> [MATERIAL SHOWN]

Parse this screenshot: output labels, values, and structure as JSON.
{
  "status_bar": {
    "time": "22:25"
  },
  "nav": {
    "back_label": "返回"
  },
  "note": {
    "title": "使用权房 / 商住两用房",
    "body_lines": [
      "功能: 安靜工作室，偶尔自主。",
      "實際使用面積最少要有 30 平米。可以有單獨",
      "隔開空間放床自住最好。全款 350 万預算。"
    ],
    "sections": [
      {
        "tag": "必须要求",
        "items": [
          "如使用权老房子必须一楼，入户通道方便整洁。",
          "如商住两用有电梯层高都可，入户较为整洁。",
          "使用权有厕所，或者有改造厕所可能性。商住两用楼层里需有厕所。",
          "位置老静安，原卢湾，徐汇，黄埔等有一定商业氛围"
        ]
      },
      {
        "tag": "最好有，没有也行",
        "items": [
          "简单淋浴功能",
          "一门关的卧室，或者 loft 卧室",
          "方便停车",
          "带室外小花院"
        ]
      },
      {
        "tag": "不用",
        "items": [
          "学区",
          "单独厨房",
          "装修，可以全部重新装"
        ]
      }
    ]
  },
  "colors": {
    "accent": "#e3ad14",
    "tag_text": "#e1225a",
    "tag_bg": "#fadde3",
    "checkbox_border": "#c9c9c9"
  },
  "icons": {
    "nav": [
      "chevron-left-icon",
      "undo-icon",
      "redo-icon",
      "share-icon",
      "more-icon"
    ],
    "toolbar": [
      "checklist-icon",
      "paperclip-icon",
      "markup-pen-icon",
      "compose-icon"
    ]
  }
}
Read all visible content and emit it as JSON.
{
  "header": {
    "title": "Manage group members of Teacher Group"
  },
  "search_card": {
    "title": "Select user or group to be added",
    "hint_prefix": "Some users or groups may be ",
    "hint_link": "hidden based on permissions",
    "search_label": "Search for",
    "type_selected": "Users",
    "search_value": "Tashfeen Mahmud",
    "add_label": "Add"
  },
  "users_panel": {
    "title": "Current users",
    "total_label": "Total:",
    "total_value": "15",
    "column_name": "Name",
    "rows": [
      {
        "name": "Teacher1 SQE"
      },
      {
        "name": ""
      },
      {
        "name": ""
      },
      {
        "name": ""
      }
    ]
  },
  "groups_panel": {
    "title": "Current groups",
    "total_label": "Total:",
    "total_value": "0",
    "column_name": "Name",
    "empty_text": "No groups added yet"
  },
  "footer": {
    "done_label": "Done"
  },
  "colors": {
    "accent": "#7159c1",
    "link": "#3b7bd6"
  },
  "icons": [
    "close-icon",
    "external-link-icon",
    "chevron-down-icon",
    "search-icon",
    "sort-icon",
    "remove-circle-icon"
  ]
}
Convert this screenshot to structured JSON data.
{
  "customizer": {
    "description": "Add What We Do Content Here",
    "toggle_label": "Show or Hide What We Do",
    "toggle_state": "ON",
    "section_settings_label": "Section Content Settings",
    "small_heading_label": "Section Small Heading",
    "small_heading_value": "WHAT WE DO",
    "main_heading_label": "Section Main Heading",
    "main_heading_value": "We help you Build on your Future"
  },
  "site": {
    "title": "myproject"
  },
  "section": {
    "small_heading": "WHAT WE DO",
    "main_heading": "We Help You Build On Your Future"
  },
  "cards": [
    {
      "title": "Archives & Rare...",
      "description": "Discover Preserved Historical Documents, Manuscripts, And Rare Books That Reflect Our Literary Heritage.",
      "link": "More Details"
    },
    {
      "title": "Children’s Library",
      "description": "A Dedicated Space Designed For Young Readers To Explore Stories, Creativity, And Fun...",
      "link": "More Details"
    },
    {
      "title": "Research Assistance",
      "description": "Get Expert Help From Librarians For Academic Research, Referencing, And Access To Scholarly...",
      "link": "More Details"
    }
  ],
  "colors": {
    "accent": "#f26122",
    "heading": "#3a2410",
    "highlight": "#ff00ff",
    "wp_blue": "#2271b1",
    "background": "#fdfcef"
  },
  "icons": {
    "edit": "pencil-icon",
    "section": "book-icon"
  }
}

> [AIM OF THE TASK] Output the data above exactly, please, line for line.

> [RESPONSE]
Parse this screenshot: output labels, values, and structure as JSON.
{
  "status_bar": {
    "time": "22:25"
  },
  "nav": {
    "back_label": "返回"
  },
  "note": {
    "title": "使用权房 / 商住两用房",
    "body_lines": [
      "功能: 安靜工作室，偶尔自主。",
      "實際使用面積最少要有 30 平米。可以有單獨",
      "隔開空間放床自住最好。全款 350 万預算。"
    ],
    "sections": [
      {
        "tag": "必须要求",
        "items": [
          "如使用权老房子必须一楼，入户通道方便整洁。",
          "如商住两用有电梯层高都可，入户较为整洁。",
          "使用权有厕所，或者有改造厕所可能性。商住两用楼层里需有厕所。",
          "位置老静安，原卢湾，徐汇，黄埔等有一定商业氛围"
        ]
      },
      {
        "tag": "最好有，没有也行",
        "items": [
          "简单淋浴功能",
          "一门关的卧室，或者 loft 卧室",
          "方便停车",
          "带室外小花院"
        ]
      },
      {
        "tag": "不用",
        "items": [
          "学区",
          "单独厨房",
          "装修，可以全部重新装"
        ]
      }
    ]
  },
  "colors": {
    "accent": "#e3ad14",
    "tag_text": "#e1225a",
    "tag_bg": "#fadde3",
    "checkbox_border": "#c9c9c9"
  },
  "icons": {
    "nav": [
      "chevron-left-icon",
      "undo-icon",
      "redo-icon",
      "share-icon",
      "more-icon"
    ],
    "toolbar": [
      "checklist-icon",
      "paperclip-icon",
      "markup-pen-icon",
      "compose-icon"
    ]
  }
}
Read all visible content and emit it as JSON.
{
  "header": {
    "title": "Manage group members of Teacher Group"
  },
  "search_card": {
    "title": "Select user or group to be added",
    "hint_prefix": "Some users or groups may be ",
    "hint_link": "hidden based on permissions",
    "search_label": "Search for",
    "type_selected": "Users",
    "search_value": "Tashfeen Mahmud",
    "add_label": "Add"
  },
  "users_panel": {
    "title": "Current users",
    "total_label": "Total:",
    "total_value": "15",
    "column_name": "Name",
    "rows": [
      {
        "name": "Teacher1 SQE"
      },
      {
        "name": ""
      },
      {
        "name": ""
      },
      {
        "name": ""
      }
    ]
  },
  "groups_panel": {
    "title": "Current groups",
    "total_label": "Total:",
    "total_value": "0",
    "column_name": "Name",
    "empty_text": "No groups added yet"
  },
  "footer": {
    "done_label": "Done"
  },
  "colors": {
    "accent": "#7159c1",
    "link": "#3b7bd6"
  },
  "icons": [
    "close-icon",
    "external-link-icon",
    "chevron-down-icon",
    "search-icon",
    "sort-icon",
    "remove-circle-icon"
  ]
}
Convert this screenshot to structured JSON data.
{
  "customizer": {
    "description": "Add What We Do Content Here",
    "toggle_label": "Show or Hide What We Do",
    "toggle_state": "ON",
    "section_settings_label": "Section Content Settings",
    "small_heading_label": "Section Small Heading",
    "small_heading_value": "WHAT WE DO",
    "main_heading_label": "Section Main Heading",
    "main_heading_value": "We help you Build on your Future"
  },
  "site": {
    "title": "myproject"
  },
  "section": {
    "small_heading": "WHAT WE DO",
    "main_heading": "We Help You Build On Your Future"
  },
  "cards": [
    {
      "title": "Archives & Rare...",
      "description": "Discover Preserved Historical Documents, Manuscripts, And Rare Books That Reflect Our Literary Heritage.",
      "link": "More Details"
    },
    {
      "title": "Children’s Library",
      "description": "A Dedicated Space Designed For Young Readers To Explore Stories, Creativity, And Fun...",
      "link": "More Details"
    },
    {
      "title": "Research Assistance",
      "description": "Get Expert Help From Librarians For Academic Research, Referencing, And Access To Scholarly...",
      "link": "More Details"
    }
  ],
  "colors": {
    "accent": "#f26122",
    "heading": "#3a2410",
    "highlight": "#ff00ff",
    "wp_blue": "#2271b1",
    "background": "#fdfcef"
  },
  "icons": {
    "edit": "pencil-icon",
    "section": "book-icon"
  }
}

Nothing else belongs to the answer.